[TO BE DONE] Wherever a line in the data below holds "laptop", copy that line.
─── GIVEN DATA ───
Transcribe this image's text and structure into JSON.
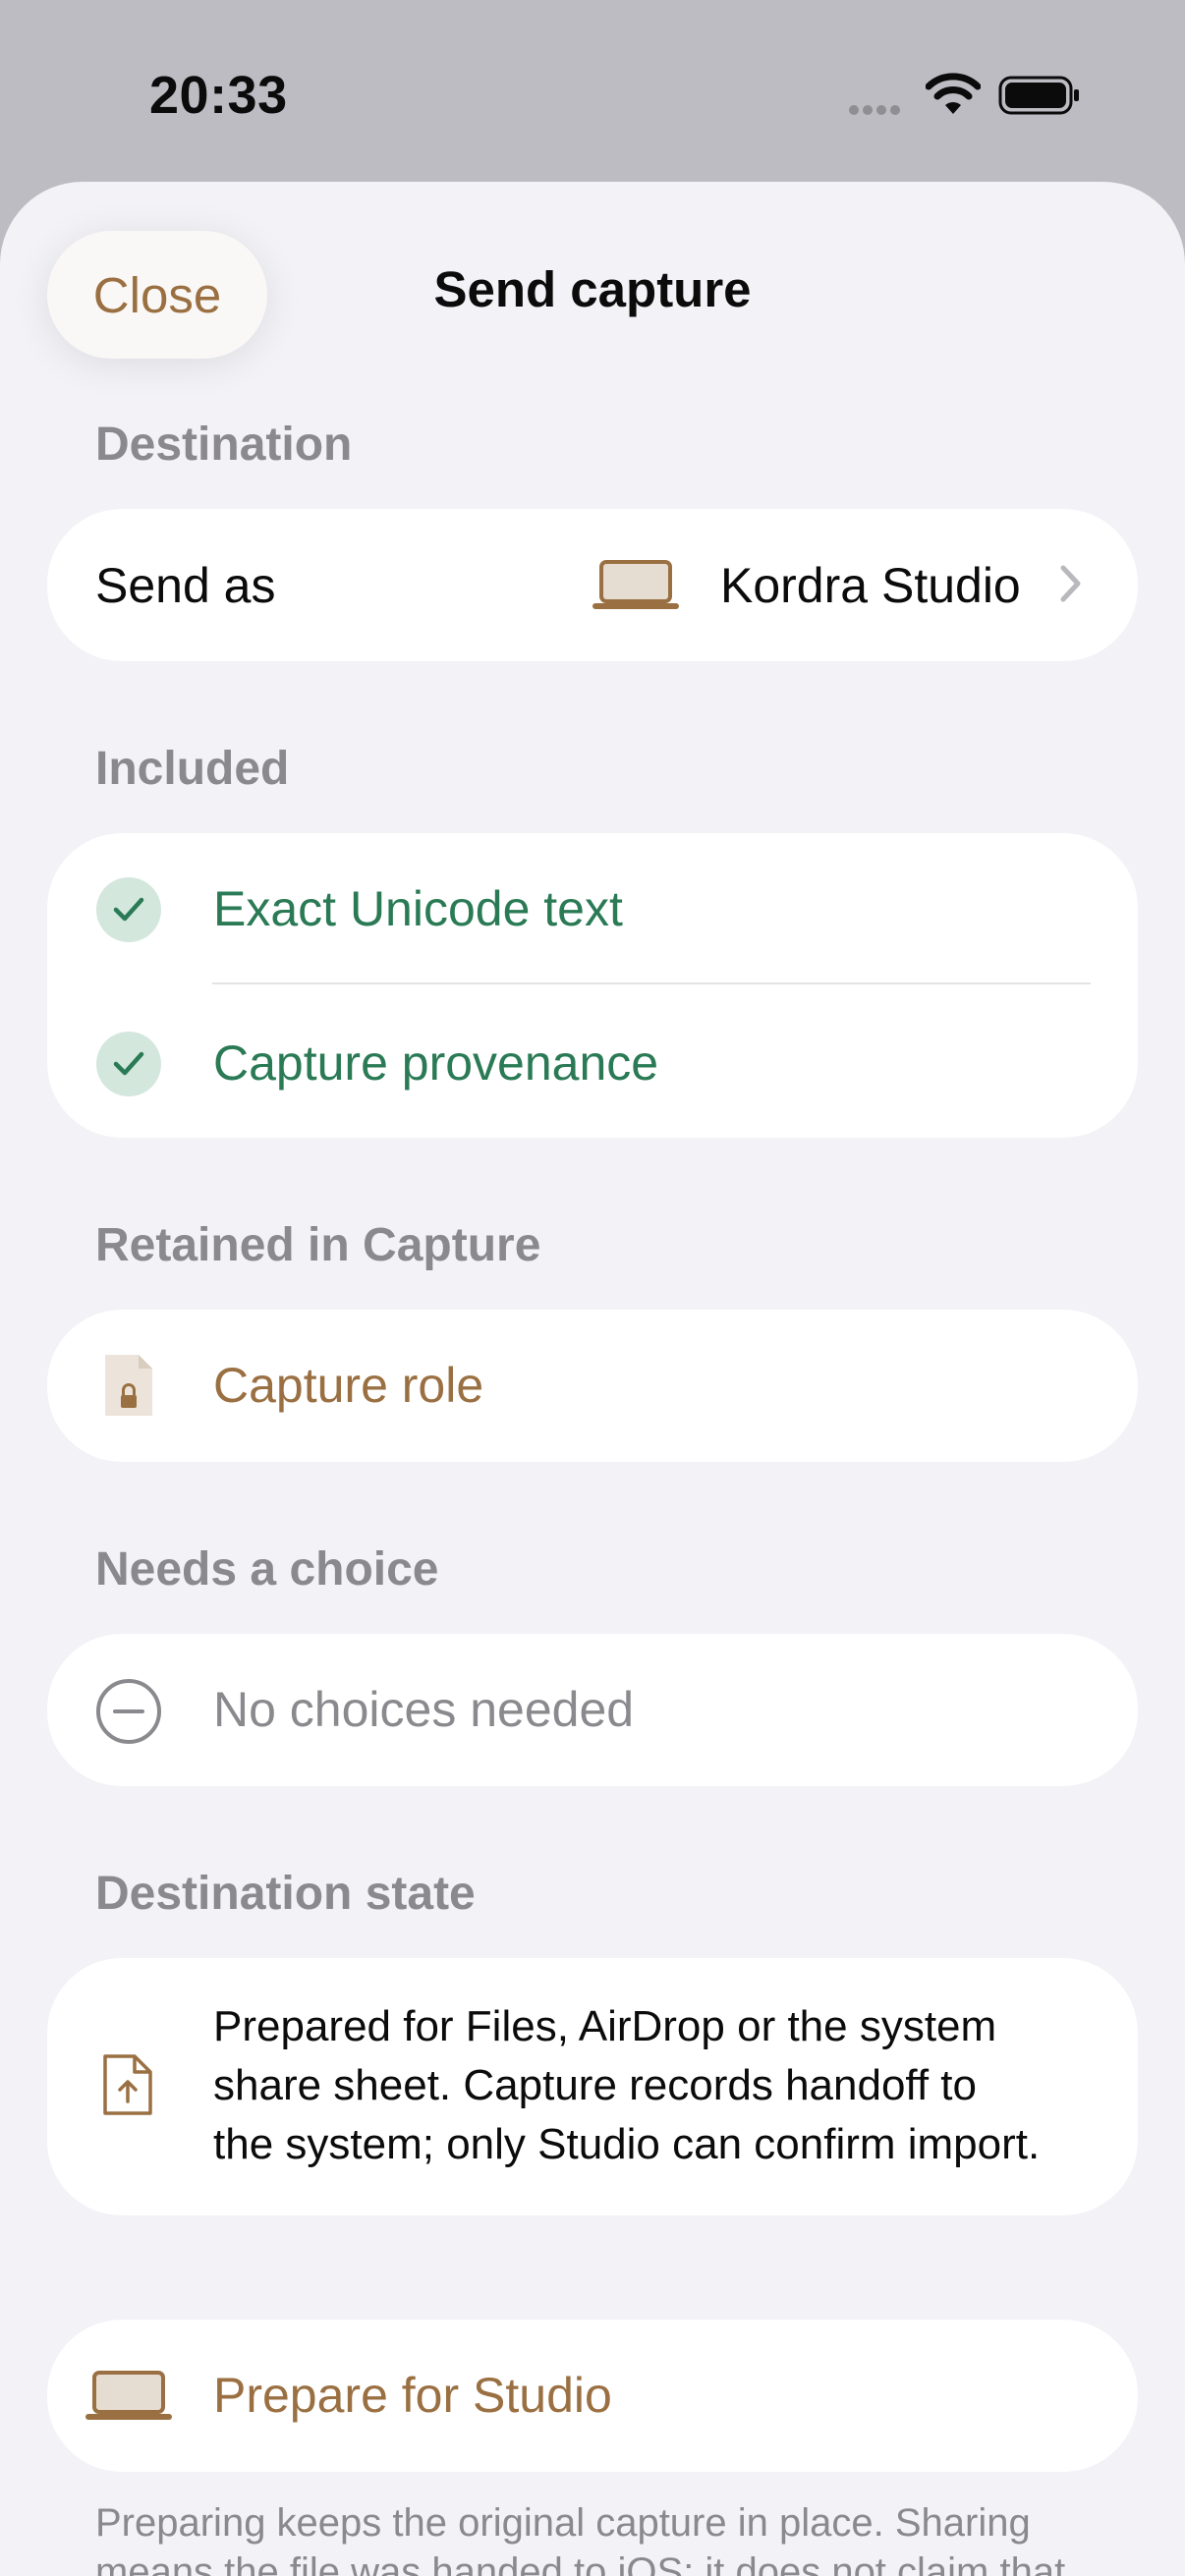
{
  "status_bar": {
    "time": "20:33"
  },
  "sheet": {
    "title": "Send capture",
    "close_label": "Close"
  },
  "destination": {
    "header": "Destination",
    "send_as_label": "Send as",
    "target_name": "Kordra Studio",
    "target_icon": "laptop-icon"
  },
  "included": {
    "header": "Included",
    "items": [
      {
        "label": "Exact Unicode text",
        "icon": "checkmark-icon"
      },
      {
        "label": "Capture provenance",
        "icon": "checkmark-icon"
      }
    ]
  },
  "retained": {
    "header": "Retained in Capture",
    "items": [
      {
        "label": "Capture role",
        "icon": "locked-document-icon"
      }
    ]
  },
  "needs_choice": {
    "header": "Needs a choice",
    "items": [
      {
        "label": "No choices needed",
        "icon": "minus-circle-icon"
      }
    ]
  },
  "destination_state": {
    "header": "Destination state",
    "lines": [
      "Prepared for Files, AirDrop or the system",
      "share sheet. Capture records handoff to",
      "the system; only Studio can confirm import."
    ],
    "icon": "document-upload-icon"
  },
  "prepare_button": {
    "label": "Prepare for Studio",
    "icon": "laptop-icon"
  },
  "footnote": {
    "lines": [
      "Preparing keeps the original capture in place. Sharing",
      "means the file was handed to iOS; it does not claim that"
    ]
  },
  "colors": {
    "accent_brown": "#9a7042",
    "success_green": "#2a7a55",
    "secondary_gray": "#8a8a8e",
    "sheet_background": "#f2f2f7"
  }
}
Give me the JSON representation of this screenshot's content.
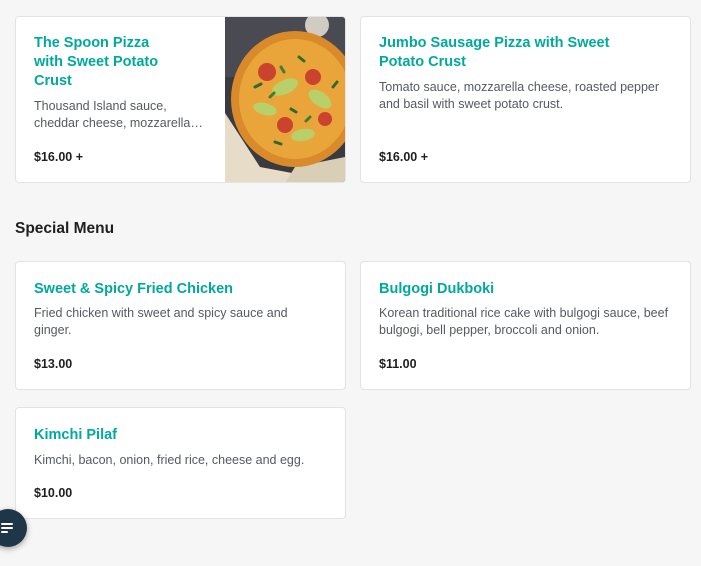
{
  "pizza_cards": [
    {
      "title": "The Spoon Pizza with Sweet Potato Crust",
      "description": "Thousand Island sauce, cheddar cheese, mozzarella…",
      "price": "$16.00 +"
    },
    {
      "title": "Jumbo Sausage Pizza with Sweet Potato Crust",
      "description": "Tomato sauce, mozzarella cheese, roasted pepper and basil with sweet potato crust.",
      "price": "$16.00 +"
    }
  ],
  "special_menu": {
    "heading": "Special Menu",
    "items": [
      {
        "title": "Sweet & Spicy Fried Chicken",
        "description": "Fried chicken with sweet and spicy sauce and ginger.",
        "price": "$13.00"
      },
      {
        "title": "Bulgogi Dukboki",
        "description": "Korean traditional rice cake with bulgogi sauce, beef bulgogi, bell pepper, broccoli and onion.",
        "price": "$11.00"
      },
      {
        "title": "Kimchi Pilaf",
        "description": "Kimchi, bacon, onion, fried rice, cheese and egg.",
        "price": "$10.00"
      }
    ]
  },
  "fab": {
    "icon": "menu-lines-icon"
  },
  "colors": {
    "accent": "#00a99d",
    "background": "#f6f6f7",
    "card": "#ffffff",
    "fab": "#1f3548"
  }
}
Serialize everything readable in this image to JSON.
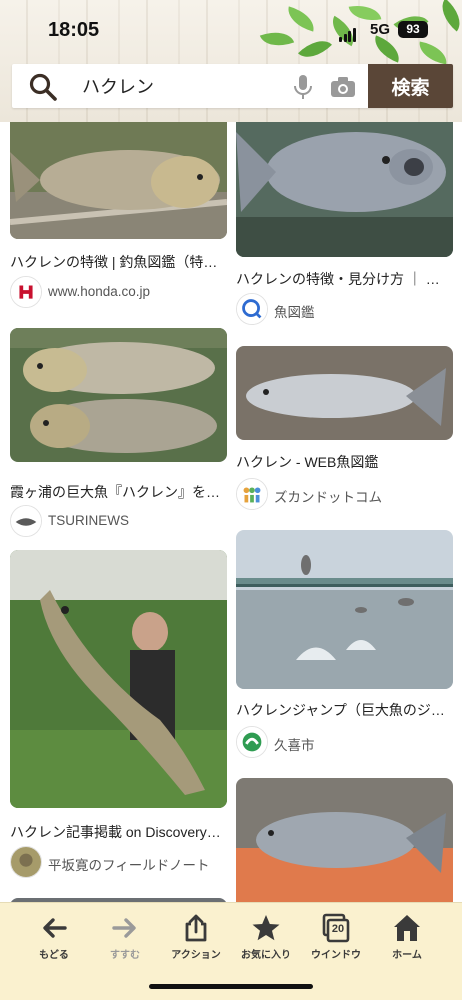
{
  "status_bar": {
    "time": "18:05",
    "network": "5G",
    "battery": "93"
  },
  "search": {
    "query": "ハクレン",
    "button_label": "検索"
  },
  "results": [
    {
      "title": "ハクレンの特徴 | 釣魚図鑑（特…",
      "source": "www.honda.co.jp",
      "favicon": "honda-logo-icon"
    },
    {
      "title": "ハクレンの特徴・見分け方 ｜ …",
      "source": "魚図鑑",
      "favicon": "fish-zukan-logo-icon"
    },
    {
      "title": "霞ヶ浦の巨大魚『ハクレン』を…",
      "source": "TSURINEWS",
      "favicon": "tsurinews-logo-icon"
    },
    {
      "title": "ハクレン - WEB魚図鑑",
      "source": "ズカンドットコム",
      "favicon": "zukan-com-logo-icon"
    },
    {
      "title": "ハクレン記事掲載 on Discovery…",
      "source": "平坂寛のフィールドノート",
      "favicon": "field-note-logo-icon"
    },
    {
      "title": "ハクレンジャンプ（巨大魚のジ…",
      "source": "久喜市",
      "favicon": "kuki-city-logo-icon"
    }
  ],
  "toolbar": [
    {
      "label": "もどる",
      "icon": "back-arrow-icon",
      "enabled": true
    },
    {
      "label": "すすむ",
      "icon": "forward-arrow-icon",
      "enabled": false
    },
    {
      "label": "アクション",
      "icon": "share-icon",
      "enabled": true
    },
    {
      "label": "お気に入り",
      "icon": "star-icon",
      "enabled": true
    },
    {
      "label": "ウインドウ",
      "icon": "windows-icon",
      "enabled": true,
      "count": "20"
    },
    {
      "label": "ホーム",
      "icon": "home-icon",
      "enabled": true
    }
  ],
  "colors": {
    "search_button": "#5a4637",
    "toolbar_bg": "#faf1cf",
    "leaf_green": "#6fb84a"
  }
}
───
[SOLUTION FOR THIS PROBLEM]
    "target_icon": "laptop-icon"
    "icon": "laptop-icon"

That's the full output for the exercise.